# start of Dataset records
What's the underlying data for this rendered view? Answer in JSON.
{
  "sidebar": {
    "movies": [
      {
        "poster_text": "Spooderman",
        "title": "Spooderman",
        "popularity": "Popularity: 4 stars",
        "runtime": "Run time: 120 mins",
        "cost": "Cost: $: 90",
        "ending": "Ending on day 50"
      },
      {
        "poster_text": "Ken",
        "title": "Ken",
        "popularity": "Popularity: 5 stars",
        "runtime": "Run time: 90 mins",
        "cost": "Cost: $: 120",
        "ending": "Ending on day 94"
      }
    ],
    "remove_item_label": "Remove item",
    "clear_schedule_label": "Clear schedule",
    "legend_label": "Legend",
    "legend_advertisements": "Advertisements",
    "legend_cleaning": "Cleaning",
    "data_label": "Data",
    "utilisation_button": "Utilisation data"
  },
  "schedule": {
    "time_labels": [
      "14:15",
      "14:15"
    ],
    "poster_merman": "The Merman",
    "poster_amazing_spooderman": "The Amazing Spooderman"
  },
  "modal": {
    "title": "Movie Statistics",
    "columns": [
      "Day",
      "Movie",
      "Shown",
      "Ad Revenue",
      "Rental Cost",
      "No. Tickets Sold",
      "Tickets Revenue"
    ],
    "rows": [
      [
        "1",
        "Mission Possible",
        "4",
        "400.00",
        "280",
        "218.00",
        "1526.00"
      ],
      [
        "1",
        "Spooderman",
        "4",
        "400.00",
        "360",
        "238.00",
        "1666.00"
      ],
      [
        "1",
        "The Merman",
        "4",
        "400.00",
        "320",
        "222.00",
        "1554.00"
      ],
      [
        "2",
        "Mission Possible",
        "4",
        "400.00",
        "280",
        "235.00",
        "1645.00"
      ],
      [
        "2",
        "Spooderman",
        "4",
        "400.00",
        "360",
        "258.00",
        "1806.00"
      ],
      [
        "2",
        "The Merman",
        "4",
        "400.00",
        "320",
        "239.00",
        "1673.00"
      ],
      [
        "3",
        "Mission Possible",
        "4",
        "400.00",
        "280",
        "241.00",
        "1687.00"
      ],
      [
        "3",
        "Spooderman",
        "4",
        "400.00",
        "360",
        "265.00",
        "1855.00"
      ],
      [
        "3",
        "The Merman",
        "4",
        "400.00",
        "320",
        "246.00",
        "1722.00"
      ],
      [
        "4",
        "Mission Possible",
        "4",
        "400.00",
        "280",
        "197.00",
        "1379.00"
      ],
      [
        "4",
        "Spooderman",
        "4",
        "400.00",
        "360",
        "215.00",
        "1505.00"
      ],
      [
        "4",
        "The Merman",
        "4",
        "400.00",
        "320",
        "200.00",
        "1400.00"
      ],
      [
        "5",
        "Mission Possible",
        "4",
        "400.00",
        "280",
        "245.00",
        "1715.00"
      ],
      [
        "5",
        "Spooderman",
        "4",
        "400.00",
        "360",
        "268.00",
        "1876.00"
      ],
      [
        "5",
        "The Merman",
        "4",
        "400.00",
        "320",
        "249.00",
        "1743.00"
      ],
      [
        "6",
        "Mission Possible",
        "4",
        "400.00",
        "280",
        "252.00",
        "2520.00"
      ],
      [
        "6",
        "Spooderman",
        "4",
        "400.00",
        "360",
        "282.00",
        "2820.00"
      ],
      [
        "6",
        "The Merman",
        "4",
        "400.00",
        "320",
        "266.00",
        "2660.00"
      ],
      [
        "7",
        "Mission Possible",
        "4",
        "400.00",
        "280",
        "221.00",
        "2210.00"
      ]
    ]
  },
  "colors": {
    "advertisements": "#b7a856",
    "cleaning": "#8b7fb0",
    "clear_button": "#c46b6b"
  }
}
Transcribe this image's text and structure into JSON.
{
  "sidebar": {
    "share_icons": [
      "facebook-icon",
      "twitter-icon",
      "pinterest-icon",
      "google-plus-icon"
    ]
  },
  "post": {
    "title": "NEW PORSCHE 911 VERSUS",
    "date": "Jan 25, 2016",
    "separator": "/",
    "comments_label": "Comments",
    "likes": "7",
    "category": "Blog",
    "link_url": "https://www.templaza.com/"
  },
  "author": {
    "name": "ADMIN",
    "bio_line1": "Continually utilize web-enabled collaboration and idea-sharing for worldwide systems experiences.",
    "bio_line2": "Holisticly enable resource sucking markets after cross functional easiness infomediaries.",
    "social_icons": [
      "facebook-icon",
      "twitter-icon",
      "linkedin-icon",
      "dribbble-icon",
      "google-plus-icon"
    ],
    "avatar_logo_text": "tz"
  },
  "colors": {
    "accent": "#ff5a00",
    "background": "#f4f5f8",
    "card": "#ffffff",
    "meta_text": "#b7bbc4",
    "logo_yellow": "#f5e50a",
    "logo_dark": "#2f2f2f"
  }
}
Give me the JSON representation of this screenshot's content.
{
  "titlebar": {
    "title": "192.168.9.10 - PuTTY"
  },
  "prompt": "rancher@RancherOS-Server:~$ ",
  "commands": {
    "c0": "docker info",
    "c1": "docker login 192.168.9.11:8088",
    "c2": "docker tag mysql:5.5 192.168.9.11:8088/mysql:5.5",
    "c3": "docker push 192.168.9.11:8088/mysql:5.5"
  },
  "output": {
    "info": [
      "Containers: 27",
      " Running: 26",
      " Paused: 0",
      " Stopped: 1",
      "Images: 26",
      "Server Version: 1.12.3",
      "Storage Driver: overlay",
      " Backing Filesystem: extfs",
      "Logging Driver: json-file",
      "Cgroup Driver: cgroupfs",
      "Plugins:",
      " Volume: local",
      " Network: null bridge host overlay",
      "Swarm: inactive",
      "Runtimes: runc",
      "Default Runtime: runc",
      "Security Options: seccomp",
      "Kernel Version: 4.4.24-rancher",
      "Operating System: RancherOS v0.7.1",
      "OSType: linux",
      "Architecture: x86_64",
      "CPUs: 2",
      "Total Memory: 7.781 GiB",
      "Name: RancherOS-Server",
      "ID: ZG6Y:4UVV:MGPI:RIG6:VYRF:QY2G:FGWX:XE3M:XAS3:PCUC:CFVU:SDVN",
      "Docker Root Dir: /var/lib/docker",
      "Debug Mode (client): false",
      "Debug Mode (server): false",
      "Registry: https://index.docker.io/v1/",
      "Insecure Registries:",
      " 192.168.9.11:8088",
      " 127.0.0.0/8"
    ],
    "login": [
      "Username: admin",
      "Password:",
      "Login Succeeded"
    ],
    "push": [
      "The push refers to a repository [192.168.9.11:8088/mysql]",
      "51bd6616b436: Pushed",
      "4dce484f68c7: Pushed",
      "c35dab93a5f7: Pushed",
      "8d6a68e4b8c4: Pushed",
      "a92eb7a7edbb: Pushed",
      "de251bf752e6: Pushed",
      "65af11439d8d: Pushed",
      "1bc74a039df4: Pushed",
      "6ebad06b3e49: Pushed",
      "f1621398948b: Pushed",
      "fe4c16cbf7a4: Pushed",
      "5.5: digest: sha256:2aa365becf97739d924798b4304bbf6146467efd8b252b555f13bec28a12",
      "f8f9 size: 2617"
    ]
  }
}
# end of Dataset records
Given request:
Identify the lines above that contain the word "overlay", then copy them.

Exercise response:
      "Storage Driver: overlay",
      " Network: null bridge host overlay",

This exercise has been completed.